TASK STATEMENT -> Write out the entries below once more, exactly.

THE INPUT ->
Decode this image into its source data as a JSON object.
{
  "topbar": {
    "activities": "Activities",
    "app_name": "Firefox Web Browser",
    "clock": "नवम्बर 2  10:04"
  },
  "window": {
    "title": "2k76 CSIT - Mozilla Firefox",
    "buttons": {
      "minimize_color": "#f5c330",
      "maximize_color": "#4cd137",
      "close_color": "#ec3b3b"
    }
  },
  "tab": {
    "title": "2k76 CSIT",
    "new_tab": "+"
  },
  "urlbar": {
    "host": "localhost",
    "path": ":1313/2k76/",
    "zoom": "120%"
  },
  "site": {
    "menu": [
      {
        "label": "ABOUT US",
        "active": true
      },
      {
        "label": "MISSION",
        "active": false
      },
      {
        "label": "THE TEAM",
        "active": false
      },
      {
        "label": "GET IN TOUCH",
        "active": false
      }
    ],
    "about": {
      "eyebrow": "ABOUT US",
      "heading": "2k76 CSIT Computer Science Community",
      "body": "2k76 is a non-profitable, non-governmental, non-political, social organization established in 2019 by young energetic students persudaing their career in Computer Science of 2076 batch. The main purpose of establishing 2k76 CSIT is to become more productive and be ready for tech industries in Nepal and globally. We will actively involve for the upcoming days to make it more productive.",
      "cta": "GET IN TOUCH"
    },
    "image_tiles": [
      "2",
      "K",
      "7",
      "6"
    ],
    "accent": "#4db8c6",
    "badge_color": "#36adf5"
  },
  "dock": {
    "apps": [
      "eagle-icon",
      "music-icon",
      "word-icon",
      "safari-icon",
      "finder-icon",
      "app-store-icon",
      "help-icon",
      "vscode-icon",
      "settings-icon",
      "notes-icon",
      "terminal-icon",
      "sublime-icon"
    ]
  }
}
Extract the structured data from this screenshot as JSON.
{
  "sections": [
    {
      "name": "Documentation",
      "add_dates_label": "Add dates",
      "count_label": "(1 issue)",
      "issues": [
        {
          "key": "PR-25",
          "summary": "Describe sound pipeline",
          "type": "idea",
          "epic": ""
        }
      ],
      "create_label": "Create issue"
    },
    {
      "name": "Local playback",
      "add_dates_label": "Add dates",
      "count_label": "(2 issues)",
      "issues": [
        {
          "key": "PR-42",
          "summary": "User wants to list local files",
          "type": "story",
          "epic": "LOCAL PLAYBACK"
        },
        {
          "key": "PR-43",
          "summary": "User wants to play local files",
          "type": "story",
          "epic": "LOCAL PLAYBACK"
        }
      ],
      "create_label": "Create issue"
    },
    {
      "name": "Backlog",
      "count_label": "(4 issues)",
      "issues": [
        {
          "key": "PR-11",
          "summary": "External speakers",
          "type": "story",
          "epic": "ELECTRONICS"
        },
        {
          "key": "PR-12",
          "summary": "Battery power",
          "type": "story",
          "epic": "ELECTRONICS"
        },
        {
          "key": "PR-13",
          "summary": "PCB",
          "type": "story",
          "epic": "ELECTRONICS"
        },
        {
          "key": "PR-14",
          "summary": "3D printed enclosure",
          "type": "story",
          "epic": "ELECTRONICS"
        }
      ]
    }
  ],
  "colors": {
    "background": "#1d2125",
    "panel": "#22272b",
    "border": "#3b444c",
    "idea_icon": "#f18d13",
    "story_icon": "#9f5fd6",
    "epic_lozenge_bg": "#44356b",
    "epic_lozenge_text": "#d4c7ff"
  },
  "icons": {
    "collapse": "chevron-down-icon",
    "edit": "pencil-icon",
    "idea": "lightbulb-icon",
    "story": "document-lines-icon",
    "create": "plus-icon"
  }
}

SOLVED PROBLEM ->
Decode this image into its source data as a JSON object.
{
  "topbar": {
    "activities": "Activities",
    "app_name": "Firefox Web Browser",
    "clock": "नवम्बर 2  10:04"
  },
  "window": {
    "title": "2k76 CSIT - Mozilla Firefox",
    "buttons": {
      "minimize_color": "#f5c330",
      "maximize_color": "#4cd137",
      "close_color": "#ec3b3b"
    }
  },
  "tab": {
    "title": "2k76 CSIT",
    "new_tab": "+"
  },
  "urlbar": {
    "host": "localhost",
    "path": ":1313/2k76/",
    "zoom": "120%"
  },
  "site": {
    "menu": [
      {
        "label": "ABOUT US",
        "active": true
      },
      {
        "label": "MISSION",
        "active": false
      },
      {
        "label": "THE TEAM",
        "active": false
      },
      {
        "label": "GET IN TOUCH",
        "active": false
      }
    ],
    "about": {
      "eyebrow": "ABOUT US",
      "heading": "2k76 CSIT Computer Science Community",
      "body": "2k76 is a non-profitable, non-governmental, non-political, social organization established in 2019 by young energetic students persudaing their career in Computer Science of 2076 batch. The main purpose of establishing 2k76 CSIT is to become more productive and be ready for tech industries in Nepal and globally. We will actively involve for the upcoming days to make it more productive.",
      "cta": "GET IN TOUCH"
    },
    "image_tiles": [
      "2",
      "K",
      "7",
      "6"
    ],
    "accent": "#4db8c6",
    "badge_color": "#36adf5"
  },
  "dock": {
    "apps": [
      "eagle-icon",
      "music-icon",
      "word-icon",
      "safari-icon",
      "finder-icon",
      "app-store-icon",
      "help-icon",
      "vscode-icon",
      "settings-icon",
      "notes-icon",
      "terminal-icon",
      "sublime-icon"
    ]
  }
}
Extract the structured data from this screenshot as JSON.
{
  "sections": [
    {
      "name": "Documentation",
      "add_dates_label": "Add dates",
      "count_label": "(1 issue)",
      "issues": [
        {
          "key": "PR-25",
          "summary": "Describe sound pipeline",
          "type": "idea",
          "epic": ""
        }
      ],
      "create_label": "Create issue"
    },
    {
      "name": "Local playback",
      "add_dates_label": "Add dates",
      "count_label": "(2 issues)",
      "issues": [
        {
          "key": "PR-42",
          "summary": "User wants to list local files",
          "type": "story",
          "epic": "LOCAL PLAYBACK"
        },
        {
          "key": "PR-43",
          "summary": "User wants to play local files",
          "type": "story",
          "epic": "LOCAL PLAYBACK"
        }
      ],
      "create_label": "Create issue"
    },
    {
      "name": "Backlog",
      "count_label": "(4 issues)",
      "issues": [
        {
          "key": "PR-11",
          "summary": "External speakers",
          "type": "story",
          "epic": "ELECTRONICS"
        },
        {
          "key": "PR-12",
          "summary": "Battery power",
          "type": "story",
          "epic": "ELECTRONICS"
        },
        {
          "key": "PR-13",
          "summary": "PCB",
          "type": "story",
          "epic": "ELECTRONICS"
        },
        {
          "key": "PR-14",
          "summary": "3D printed enclosure",
          "type": "story",
          "epic": "ELECTRONICS"
        }
      ]
    }
  ],
  "colors": {
    "background": "#1d2125",
    "panel": "#22272b",
    "border": "#3b444c",
    "idea_icon": "#f18d13",
    "story_icon": "#9f5fd6",
    "epic_lozenge_bg": "#44356b",
    "epic_lozenge_text": "#d4c7ff"
  },
  "icons": {
    "collapse": "chevron-down-icon",
    "edit": "pencil-icon",
    "idea": "lightbulb-icon",
    "story": "document-lines-icon",
    "create": "plus-icon"
  }
}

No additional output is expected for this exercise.